GIVEN REQUEST: Repeat each line word for word.

╭─ STORED RECORDS

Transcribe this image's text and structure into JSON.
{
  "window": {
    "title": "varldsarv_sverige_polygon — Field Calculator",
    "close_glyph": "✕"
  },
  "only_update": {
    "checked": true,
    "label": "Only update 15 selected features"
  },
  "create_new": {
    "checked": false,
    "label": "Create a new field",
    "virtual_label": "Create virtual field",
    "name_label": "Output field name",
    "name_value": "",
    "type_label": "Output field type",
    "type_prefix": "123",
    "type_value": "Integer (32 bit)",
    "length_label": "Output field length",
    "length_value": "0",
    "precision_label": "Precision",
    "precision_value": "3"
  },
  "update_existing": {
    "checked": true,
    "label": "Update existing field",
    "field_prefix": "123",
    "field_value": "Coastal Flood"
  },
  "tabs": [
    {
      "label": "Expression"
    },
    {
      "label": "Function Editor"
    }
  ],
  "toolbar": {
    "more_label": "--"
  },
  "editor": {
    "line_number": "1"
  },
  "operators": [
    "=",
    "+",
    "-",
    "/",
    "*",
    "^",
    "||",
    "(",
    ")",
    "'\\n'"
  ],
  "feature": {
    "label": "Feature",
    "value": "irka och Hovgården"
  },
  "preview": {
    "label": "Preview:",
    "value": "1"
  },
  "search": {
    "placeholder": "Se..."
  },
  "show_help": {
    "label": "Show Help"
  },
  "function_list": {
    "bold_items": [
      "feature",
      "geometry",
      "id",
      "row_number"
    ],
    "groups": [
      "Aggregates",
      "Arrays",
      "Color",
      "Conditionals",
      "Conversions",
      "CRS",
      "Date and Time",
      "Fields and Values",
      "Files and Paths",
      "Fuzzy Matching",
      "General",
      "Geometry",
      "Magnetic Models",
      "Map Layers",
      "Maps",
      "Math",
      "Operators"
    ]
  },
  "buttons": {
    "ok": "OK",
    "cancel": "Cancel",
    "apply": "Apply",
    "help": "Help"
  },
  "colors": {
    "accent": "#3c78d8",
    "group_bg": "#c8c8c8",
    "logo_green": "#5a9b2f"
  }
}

╰─

ANSWER FOR THE TASK:
Transcribe this image's text and structure into JSON.
{
  "window": {
    "title": "varldsarv_sverige_polygon — Field Calculator",
    "close_glyph": "✕"
  },
  "only_update": {
    "checked": true,
    "label": "Only update 15 selected features"
  },
  "create_new": {
    "checked": false,
    "label": "Create a new field",
    "virtual_label": "Create virtual field",
    "name_label": "Output field name",
    "name_value": "",
    "type_label": "Output field type",
    "type_prefix": "123",
    "type_value": "Integer (32 bit)",
    "length_label": "Output field length",
    "length_value": "0",
    "precision_label": "Precision",
    "precision_value": "3"
  },
  "update_existing": {
    "checked": true,
    "label": "Update existing field",
    "field_prefix": "123",
    "field_value": "Coastal Flood"
  },
  "tabs": [
    {
      "label": "Expression"
    },
    {
      "label": "Function Editor"
    }
  ],
  "toolbar": {
    "more_label": "--"
  },
  "editor": {
    "line_number": "1"
  },
  "operators": [
    "=",
    "+",
    "-",
    "/",
    "*",
    "^",
    "||",
    "(",
    ")",
    "'\\n'"
  ],
  "feature": {
    "label": "Feature",
    "value": "irka och Hovgården"
  },
  "preview": {
    "label": "Preview:",
    "value": "1"
  },
  "search": {
    "placeholder": "Se..."
  },
  "show_help": {
    "label": "Show Help"
  },
  "function_list": {
    "bold_items": [
      "feature",
      "geometry",
      "id",
      "row_number"
    ],
    "groups": [
      "Aggregates",
      "Arrays",
      "Color",
      "Conditionals",
      "Conversions",
      "CRS",
      "Date and Time",
      "Fields and Values",
      "Files and Paths",
      "Fuzzy Matching",
      "General",
      "Geometry",
      "Magnetic Models",
      "Map Layers",
      "Maps",
      "Math",
      "Operators"
    ]
  },
  "buttons": {
    "ok": "OK",
    "cancel": "Cancel",
    "apply": "Apply",
    "help": "Help"
  },
  "colors": {
    "accent": "#3c78d8",
    "group_bg": "#c8c8c8",
    "logo_green": "#5a9b2f"
  }
}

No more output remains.